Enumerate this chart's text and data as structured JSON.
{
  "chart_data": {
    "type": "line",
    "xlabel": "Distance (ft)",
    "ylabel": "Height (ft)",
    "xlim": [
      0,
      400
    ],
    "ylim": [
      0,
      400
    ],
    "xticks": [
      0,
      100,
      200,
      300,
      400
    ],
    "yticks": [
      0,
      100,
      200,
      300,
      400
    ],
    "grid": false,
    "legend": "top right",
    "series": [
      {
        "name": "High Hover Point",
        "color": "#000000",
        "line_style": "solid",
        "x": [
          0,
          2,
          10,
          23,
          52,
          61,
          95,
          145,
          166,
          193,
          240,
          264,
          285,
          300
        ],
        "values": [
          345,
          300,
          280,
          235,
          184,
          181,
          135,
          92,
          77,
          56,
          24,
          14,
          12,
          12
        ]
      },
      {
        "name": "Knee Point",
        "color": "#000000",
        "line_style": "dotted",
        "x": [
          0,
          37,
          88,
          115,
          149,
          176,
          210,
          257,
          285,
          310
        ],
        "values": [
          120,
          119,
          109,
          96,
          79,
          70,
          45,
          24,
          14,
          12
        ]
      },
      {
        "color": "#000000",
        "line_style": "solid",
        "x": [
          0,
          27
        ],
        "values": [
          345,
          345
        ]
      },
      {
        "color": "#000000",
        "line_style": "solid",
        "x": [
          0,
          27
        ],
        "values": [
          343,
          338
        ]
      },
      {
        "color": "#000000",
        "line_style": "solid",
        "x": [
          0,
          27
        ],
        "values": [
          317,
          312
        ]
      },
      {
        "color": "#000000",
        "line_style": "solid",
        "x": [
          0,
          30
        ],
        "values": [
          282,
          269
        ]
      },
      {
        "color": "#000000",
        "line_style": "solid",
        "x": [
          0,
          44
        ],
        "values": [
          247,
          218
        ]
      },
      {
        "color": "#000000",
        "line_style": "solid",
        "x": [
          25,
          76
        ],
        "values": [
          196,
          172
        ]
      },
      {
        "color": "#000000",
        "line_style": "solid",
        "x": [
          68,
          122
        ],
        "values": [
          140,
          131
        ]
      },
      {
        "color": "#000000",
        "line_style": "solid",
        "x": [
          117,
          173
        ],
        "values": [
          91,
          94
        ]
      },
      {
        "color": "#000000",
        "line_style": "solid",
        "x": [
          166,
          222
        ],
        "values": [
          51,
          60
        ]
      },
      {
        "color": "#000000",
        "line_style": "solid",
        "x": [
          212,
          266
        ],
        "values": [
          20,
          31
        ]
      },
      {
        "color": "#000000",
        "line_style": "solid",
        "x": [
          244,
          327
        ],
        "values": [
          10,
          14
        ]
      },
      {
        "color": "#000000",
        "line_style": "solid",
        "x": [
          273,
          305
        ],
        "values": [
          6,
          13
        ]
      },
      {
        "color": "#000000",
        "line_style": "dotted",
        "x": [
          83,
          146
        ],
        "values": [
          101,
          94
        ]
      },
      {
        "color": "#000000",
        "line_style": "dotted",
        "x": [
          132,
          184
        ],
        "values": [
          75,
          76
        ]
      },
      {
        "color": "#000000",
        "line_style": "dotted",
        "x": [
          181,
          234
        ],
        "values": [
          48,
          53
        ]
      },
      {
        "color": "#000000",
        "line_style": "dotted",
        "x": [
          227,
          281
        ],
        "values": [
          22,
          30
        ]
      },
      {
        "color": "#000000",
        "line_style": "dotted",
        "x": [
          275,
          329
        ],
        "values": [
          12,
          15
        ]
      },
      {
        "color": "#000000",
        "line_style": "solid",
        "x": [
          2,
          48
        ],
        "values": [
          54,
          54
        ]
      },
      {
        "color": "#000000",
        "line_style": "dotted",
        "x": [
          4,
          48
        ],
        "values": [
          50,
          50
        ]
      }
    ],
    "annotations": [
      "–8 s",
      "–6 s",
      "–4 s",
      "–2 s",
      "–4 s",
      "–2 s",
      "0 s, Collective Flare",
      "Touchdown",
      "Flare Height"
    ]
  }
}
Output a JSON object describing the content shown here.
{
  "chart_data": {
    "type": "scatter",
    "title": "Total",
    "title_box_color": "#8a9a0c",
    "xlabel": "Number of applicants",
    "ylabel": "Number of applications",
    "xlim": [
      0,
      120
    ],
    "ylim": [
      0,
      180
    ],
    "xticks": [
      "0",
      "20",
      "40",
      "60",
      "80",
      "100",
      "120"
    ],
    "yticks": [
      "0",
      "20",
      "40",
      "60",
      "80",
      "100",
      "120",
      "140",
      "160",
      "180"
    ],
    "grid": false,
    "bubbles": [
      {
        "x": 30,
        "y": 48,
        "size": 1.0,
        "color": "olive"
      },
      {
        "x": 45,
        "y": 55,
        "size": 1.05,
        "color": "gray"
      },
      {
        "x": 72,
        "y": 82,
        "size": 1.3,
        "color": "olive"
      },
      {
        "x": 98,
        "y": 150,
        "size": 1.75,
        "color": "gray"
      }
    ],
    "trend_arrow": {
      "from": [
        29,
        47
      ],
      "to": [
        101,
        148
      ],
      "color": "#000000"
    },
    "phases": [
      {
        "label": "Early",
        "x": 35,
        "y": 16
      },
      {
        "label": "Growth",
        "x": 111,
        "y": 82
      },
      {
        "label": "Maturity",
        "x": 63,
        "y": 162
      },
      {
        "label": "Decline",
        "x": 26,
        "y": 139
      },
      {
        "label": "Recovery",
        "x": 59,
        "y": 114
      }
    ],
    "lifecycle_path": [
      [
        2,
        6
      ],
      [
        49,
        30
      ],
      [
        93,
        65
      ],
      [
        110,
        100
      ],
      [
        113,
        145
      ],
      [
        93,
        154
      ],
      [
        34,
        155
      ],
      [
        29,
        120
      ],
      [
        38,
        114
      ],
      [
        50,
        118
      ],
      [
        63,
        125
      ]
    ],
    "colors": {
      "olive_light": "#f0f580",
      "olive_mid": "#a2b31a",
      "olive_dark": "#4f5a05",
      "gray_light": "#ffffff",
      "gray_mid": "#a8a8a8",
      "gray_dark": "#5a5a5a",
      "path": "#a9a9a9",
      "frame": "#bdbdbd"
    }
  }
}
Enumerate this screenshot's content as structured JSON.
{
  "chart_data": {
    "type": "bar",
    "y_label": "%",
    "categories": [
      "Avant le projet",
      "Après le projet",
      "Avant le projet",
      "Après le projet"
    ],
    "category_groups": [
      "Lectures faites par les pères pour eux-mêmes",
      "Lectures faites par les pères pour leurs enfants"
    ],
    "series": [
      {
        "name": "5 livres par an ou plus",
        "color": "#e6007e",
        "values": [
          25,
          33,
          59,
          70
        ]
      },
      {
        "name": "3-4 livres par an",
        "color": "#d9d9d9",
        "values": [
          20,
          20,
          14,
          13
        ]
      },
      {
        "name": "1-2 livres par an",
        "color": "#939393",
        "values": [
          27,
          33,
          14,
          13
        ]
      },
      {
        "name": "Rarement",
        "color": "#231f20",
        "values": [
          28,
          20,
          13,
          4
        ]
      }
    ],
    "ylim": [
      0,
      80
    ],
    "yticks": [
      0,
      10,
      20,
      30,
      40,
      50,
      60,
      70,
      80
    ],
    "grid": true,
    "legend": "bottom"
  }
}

» **Exercise**
Your task is to reproduce all of the records exactly.

» **Task response**
Enumerate this chart's text and data as structured JSON.
{
  "chart_data": {
    "type": "line",
    "xlabel": "Distance (ft)",
    "ylabel": "Height (ft)",
    "xlim": [
      0,
      400
    ],
    "ylim": [
      0,
      400
    ],
    "xticks": [
      0,
      100,
      200,
      300,
      400
    ],
    "yticks": [
      0,
      100,
      200,
      300,
      400
    ],
    "grid": false,
    "legend": "top right",
    "series": [
      {
        "name": "High Hover Point",
        "color": "#000000",
        "line_style": "solid",
        "x": [
          0,
          2,
          10,
          23,
          52,
          61,
          95,
          145,
          166,
          193,
          240,
          264,
          285,
          300
        ],
        "values": [
          345,
          300,
          280,
          235,
          184,
          181,
          135,
          92,
          77,
          56,
          24,
          14,
          12,
          12
        ]
      },
      {
        "name": "Knee Point",
        "color": "#000000",
        "line_style": "dotted",
        "x": [
          0,
          37,
          88,
          115,
          149,
          176,
          210,
          257,
          285,
          310
        ],
        "values": [
          120,
          119,
          109,
          96,
          79,
          70,
          45,
          24,
          14,
          12
        ]
      },
      {
        "color": "#000000",
        "line_style": "solid",
        "x": [
          0,
          27
        ],
        "values": [
          345,
          345
        ]
      },
      {
        "color": "#000000",
        "line_style": "solid",
        "x": [
          0,
          27
        ],
        "values": [
          343,
          338
        ]
      },
      {
        "color": "#000000",
        "line_style": "solid",
        "x": [
          0,
          27
        ],
        "values": [
          317,
          312
        ]
      },
      {
        "color": "#000000",
        "line_style": "solid",
        "x": [
          0,
          30
        ],
        "values": [
          282,
          269
        ]
      },
      {
        "color": "#000000",
        "line_style": "solid",
        "x": [
          0,
          44
        ],
        "values": [
          247,
          218
        ]
      },
      {
        "color": "#000000",
        "line_style": "solid",
        "x": [
          25,
          76
        ],
        "values": [
          196,
          172
        ]
      },
      {
        "color": "#000000",
        "line_style": "solid",
        "x": [
          68,
          122
        ],
        "values": [
          140,
          131
        ]
      },
      {
        "color": "#000000",
        "line_style": "solid",
        "x": [
          117,
          173
        ],
        "values": [
          91,
          94
        ]
      },
      {
        "color": "#000000",
        "line_style": "solid",
        "x": [
          166,
          222
        ],
        "values": [
          51,
          60
        ]
      },
      {
        "color": "#000000",
        "line_style": "solid",
        "x": [
          212,
          266
        ],
        "values": [
          20,
          31
        ]
      },
      {
        "color": "#000000",
        "line_style": "solid",
        "x": [
          244,
          327
        ],
        "values": [
          10,
          14
        ]
      },
      {
        "color": "#000000",
        "line_style": "solid",
        "x": [
          273,
          305
        ],
        "values": [
          6,
          13
        ]
      },
      {
        "color": "#000000",
        "line_style": "dotted",
        "x": [
          83,
          146
        ],
        "values": [
          101,
          94
        ]
      },
      {
        "color": "#000000",
        "line_style": "dotted",
        "x": [
          132,
          184
        ],
        "values": [
          75,
          76
        ]
      },
      {
        "color": "#000000",
        "line_style": "dotted",
        "x": [
          181,
          234
        ],
        "values": [
          48,
          53
        ]
      },
      {
        "color": "#000000",
        "line_style": "dotted",
        "x": [
          227,
          281
        ],
        "values": [
          22,
          30
        ]
      },
      {
        "color": "#000000",
        "line_style": "dotted",
        "x": [
          275,
          329
        ],
        "values": [
          12,
          15
        ]
      },
      {
        "color": "#000000",
        "line_style": "solid",
        "x": [
          2,
          48
        ],
        "values": [
          54,
          54
        ]
      },
      {
        "color": "#000000",
        "line_style": "dotted",
        "x": [
          4,
          48
        ],
        "values": [
          50,
          50
        ]
      }
    ],
    "annotations": [
      "–8 s",
      "–6 s",
      "–4 s",
      "–2 s",
      "–4 s",
      "–2 s",
      "0 s, Collective Flare",
      "Touchdown",
      "Flare Height"
    ]
  }
}
Output a JSON object describing the content shown here.
{
  "chart_data": {
    "type": "scatter",
    "title": "Total",
    "title_box_color": "#8a9a0c",
    "xlabel": "Number of applicants",
    "ylabel": "Number of applications",
    "xlim": [
      0,
      120
    ],
    "ylim": [
      0,
      180
    ],
    "xticks": [
      "0",
      "20",
      "40",
      "60",
      "80",
      "100",
      "120"
    ],
    "yticks": [
      "0",
      "20",
      "40",
      "60",
      "80",
      "100",
      "120",
      "140",
      "160",
      "180"
    ],
    "grid": false,
    "bubbles": [
      {
        "x": 30,
        "y": 48,
        "size": 1.0,
        "color": "olive"
      },
      {
        "x": 45,
        "y": 55,
        "size": 1.05,
        "color": "gray"
      },
      {
        "x": 72,
        "y": 82,
        "size": 1.3,
        "color": "olive"
      },
      {
        "x": 98,
        "y": 150,
        "size": 1.75,
        "color": "gray"
      }
    ],
    "trend_arrow": {
      "from": [
        29,
        47
      ],
      "to": [
        101,
        148
      ],
      "color": "#000000"
    },
    "phases": [
      {
        "label": "Early",
        "x": 35,
        "y": 16
      },
      {
        "label": "Growth",
        "x": 111,
        "y": 82
      },
      {
        "label": "Maturity",
        "x": 63,
        "y": 162
      },
      {
        "label": "Decline",
        "x": 26,
        "y": 139
      },
      {
        "label": "Recovery",
        "x": 59,
        "y": 114
      }
    ],
    "lifecycle_path": [
      [
        2,
        6
      ],
      [
        49,
        30
      ],
      [
        93,
        65
      ],
      [
        110,
        100
      ],
      [
        113,
        145
      ],
      [
        93,
        154
      ],
      [
        34,
        155
      ],
      [
        29,
        120
      ],
      [
        38,
        114
      ],
      [
        50,
        118
      ],
      [
        63,
        125
      ]
    ],
    "colors": {
      "olive_light": "#f0f580",
      "olive_mid": "#a2b31a",
      "olive_dark": "#4f5a05",
      "gray_light": "#ffffff",
      "gray_mid": "#a8a8a8",
      "gray_dark": "#5a5a5a",
      "path": "#a9a9a9",
      "frame": "#bdbdbd"
    }
  }
}
Enumerate this screenshot's content as structured JSON.
{
  "chart_data": {
    "type": "bar",
    "y_label": "%",
    "categories": [
      "Avant le projet",
      "Après le projet",
      "Avant le projet",
      "Après le projet"
    ],
    "category_groups": [
      "Lectures faites par les pères pour eux-mêmes",
      "Lectures faites par les pères pour leurs enfants"
    ],
    "series": [
      {
        "name": "5 livres par an ou plus",
        "color": "#e6007e",
        "values": [
          25,
          33,
          59,
          70
        ]
      },
      {
        "name": "3-4 livres par an",
        "color": "#d9d9d9",
        "values": [
          20,
          20,
          14,
          13
        ]
      },
      {
        "name": "1-2 livres par an",
        "color": "#939393",
        "values": [
          27,
          33,
          14,
          13
        ]
      },
      {
        "name": "Rarement",
        "color": "#231f20",
        "values": [
          28,
          20,
          13,
          4
        ]
      }
    ],
    "ylim": [
      0,
      80
    ],
    "yticks": [
      0,
      10,
      20,
      30,
      40,
      50,
      60,
      70,
      80
    ],
    "grid": true,
    "legend": "bottom"
  }
}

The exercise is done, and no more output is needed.